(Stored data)
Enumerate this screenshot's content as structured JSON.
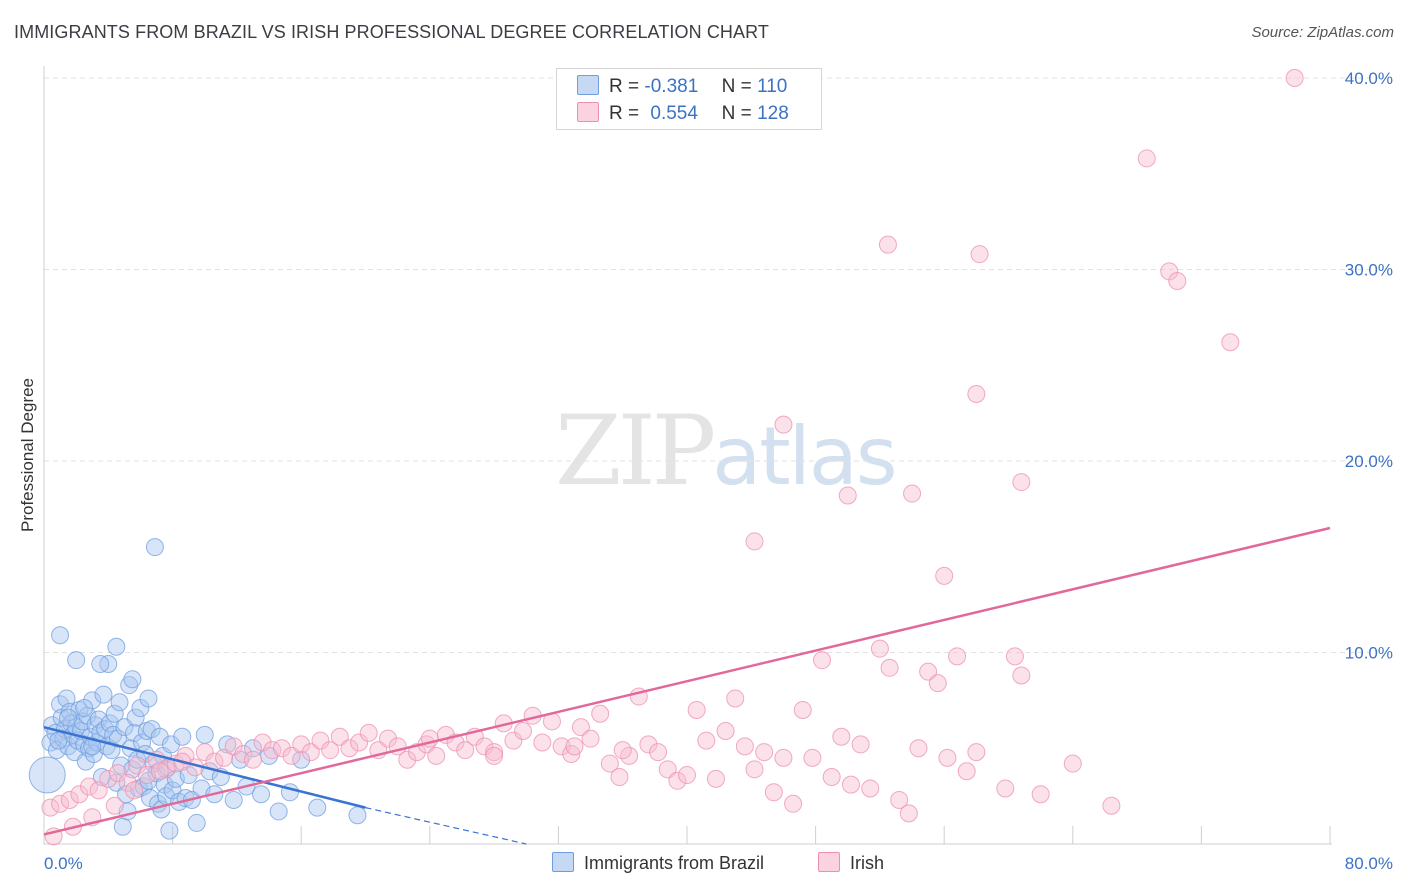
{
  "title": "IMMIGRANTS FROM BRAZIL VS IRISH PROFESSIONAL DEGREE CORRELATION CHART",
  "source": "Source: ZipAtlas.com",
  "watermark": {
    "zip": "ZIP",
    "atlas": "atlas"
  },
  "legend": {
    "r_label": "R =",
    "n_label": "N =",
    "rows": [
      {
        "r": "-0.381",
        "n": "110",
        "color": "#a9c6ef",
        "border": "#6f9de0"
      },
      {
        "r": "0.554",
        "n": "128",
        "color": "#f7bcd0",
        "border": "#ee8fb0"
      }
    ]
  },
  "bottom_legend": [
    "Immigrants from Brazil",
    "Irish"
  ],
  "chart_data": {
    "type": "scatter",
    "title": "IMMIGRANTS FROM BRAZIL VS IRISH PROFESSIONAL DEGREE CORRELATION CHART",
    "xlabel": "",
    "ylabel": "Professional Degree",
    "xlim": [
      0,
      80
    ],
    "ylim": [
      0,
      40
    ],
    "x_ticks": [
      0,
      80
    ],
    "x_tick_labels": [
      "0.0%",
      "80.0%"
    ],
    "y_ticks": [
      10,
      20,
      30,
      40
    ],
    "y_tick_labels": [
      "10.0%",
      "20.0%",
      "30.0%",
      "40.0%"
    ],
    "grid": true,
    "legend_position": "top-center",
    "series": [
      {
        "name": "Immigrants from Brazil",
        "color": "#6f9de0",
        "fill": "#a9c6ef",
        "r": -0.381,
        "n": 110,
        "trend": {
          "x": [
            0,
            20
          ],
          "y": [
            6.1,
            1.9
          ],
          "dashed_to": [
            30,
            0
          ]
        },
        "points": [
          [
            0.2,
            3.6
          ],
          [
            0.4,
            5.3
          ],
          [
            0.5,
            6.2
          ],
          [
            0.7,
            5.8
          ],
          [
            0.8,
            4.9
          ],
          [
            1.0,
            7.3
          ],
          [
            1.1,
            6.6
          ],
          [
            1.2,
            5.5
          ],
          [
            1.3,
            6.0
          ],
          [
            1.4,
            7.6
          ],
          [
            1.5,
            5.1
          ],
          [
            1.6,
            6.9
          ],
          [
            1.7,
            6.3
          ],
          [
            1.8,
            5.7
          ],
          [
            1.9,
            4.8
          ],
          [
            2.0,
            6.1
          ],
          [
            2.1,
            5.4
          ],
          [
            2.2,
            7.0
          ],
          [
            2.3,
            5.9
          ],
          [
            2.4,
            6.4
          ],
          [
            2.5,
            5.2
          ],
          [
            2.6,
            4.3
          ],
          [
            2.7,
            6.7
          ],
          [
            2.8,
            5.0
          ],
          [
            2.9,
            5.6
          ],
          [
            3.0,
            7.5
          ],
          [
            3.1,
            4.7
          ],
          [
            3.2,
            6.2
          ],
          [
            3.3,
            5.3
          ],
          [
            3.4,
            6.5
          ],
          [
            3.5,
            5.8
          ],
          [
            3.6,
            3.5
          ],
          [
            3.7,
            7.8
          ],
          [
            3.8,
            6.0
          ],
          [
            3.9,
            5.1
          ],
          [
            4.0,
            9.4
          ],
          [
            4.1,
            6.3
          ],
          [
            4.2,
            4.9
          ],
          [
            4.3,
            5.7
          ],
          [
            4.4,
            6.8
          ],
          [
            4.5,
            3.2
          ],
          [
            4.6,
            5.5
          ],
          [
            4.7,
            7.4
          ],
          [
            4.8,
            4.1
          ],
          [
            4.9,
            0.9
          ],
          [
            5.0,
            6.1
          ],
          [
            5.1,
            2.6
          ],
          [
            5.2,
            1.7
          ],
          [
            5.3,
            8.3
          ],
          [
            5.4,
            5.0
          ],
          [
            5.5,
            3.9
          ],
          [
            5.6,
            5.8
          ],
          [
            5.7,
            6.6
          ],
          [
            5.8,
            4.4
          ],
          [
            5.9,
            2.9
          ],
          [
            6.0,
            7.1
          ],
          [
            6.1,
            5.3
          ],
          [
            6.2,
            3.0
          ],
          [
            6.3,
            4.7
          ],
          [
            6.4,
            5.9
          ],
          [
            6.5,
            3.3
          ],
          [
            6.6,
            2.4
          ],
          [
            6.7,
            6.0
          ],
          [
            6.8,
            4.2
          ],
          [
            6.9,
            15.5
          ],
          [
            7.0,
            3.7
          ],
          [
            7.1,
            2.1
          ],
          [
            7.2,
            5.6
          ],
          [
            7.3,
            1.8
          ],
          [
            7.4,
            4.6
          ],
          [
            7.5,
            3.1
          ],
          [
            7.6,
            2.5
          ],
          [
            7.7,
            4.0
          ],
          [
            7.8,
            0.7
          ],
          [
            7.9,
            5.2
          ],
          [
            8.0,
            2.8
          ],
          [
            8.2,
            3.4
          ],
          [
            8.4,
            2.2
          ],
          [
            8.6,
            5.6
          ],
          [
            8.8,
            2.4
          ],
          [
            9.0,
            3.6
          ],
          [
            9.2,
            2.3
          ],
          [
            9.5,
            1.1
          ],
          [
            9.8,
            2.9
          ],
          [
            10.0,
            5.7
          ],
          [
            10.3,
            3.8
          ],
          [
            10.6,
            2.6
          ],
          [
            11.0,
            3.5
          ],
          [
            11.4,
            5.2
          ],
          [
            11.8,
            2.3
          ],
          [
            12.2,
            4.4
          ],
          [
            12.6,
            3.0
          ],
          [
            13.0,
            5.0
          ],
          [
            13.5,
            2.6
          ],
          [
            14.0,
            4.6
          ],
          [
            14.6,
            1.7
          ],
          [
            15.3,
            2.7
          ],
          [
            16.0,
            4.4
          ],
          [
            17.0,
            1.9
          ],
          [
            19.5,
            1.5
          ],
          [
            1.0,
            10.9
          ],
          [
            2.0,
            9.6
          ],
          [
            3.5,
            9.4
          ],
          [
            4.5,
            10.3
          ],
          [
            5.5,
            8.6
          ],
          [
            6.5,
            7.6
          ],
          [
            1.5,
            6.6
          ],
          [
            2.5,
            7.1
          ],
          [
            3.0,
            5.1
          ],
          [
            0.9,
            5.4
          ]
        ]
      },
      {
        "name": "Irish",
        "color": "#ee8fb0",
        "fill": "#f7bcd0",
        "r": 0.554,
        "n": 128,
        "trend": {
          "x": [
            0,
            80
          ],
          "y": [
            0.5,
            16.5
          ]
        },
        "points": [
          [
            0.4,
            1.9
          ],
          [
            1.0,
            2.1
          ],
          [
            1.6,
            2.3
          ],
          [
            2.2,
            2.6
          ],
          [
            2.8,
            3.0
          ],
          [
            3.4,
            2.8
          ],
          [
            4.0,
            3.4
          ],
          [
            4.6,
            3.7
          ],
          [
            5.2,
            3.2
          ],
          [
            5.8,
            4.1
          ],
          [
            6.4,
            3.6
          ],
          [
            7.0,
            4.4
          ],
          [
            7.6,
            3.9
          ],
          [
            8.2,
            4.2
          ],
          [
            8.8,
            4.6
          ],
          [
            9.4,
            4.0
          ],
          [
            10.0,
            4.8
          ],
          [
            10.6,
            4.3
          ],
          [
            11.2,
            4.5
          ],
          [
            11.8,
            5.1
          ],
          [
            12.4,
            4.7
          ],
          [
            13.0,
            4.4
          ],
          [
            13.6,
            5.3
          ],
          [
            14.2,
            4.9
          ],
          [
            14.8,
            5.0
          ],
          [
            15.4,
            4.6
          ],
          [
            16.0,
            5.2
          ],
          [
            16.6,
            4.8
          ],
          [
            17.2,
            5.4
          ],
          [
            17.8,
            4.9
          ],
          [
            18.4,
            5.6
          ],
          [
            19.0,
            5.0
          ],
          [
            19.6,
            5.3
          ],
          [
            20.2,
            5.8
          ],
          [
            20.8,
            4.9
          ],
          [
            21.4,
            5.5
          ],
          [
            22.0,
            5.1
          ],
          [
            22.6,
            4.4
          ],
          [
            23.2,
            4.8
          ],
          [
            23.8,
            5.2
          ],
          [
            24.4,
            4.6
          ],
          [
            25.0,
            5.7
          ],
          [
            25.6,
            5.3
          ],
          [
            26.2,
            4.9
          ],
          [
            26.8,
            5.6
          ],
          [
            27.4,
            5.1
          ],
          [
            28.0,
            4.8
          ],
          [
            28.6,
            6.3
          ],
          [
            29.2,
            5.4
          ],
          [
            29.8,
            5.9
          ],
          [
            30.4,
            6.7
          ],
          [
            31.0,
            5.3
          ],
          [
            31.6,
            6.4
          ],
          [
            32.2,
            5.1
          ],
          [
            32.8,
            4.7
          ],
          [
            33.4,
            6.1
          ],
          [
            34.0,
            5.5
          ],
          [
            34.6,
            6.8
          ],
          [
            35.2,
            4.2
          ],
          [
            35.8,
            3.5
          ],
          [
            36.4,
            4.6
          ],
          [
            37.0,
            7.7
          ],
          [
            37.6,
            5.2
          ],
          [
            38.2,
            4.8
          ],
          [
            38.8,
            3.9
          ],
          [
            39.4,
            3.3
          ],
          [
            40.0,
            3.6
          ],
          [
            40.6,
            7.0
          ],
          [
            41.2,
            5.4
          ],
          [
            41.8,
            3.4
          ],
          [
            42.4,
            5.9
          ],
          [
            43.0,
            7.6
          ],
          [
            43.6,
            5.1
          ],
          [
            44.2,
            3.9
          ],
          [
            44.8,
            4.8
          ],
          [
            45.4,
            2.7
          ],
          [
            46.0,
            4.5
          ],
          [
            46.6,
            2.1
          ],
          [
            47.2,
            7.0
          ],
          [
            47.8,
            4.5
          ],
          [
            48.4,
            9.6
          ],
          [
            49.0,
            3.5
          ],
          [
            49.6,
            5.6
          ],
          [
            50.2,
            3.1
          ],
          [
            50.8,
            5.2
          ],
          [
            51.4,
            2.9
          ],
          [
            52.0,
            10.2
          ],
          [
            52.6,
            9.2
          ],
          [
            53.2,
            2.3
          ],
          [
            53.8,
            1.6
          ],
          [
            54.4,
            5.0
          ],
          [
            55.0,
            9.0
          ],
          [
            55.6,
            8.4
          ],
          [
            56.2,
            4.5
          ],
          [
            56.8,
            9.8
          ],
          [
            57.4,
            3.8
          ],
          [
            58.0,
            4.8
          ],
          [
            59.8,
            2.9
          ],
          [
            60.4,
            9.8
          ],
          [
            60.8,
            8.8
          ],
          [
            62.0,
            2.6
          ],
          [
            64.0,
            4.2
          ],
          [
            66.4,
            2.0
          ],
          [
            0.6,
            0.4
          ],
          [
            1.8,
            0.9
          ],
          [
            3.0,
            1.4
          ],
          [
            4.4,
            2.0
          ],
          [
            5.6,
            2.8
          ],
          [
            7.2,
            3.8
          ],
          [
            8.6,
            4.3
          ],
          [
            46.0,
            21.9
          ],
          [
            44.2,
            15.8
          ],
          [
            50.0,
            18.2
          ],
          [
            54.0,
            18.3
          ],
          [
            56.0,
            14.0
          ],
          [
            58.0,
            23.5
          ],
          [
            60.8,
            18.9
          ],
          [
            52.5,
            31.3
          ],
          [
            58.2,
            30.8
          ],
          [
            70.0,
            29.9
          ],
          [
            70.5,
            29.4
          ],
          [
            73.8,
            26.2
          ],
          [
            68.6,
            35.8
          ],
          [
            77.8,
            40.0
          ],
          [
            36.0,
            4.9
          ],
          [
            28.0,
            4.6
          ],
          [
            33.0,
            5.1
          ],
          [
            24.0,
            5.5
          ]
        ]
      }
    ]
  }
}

# Your objective
Reproduce each line from the records that contains the word "CORRELATION".

# Response to the exercise
  "title": "IMMIGRANTS FROM BRAZIL VS IRISH PROFESSIONAL DEGREE CORRELATION CHART",
    "title": "IMMIGRANTS FROM BRAZIL VS IRISH PROFESSIONAL DEGREE CORRELATION CHART",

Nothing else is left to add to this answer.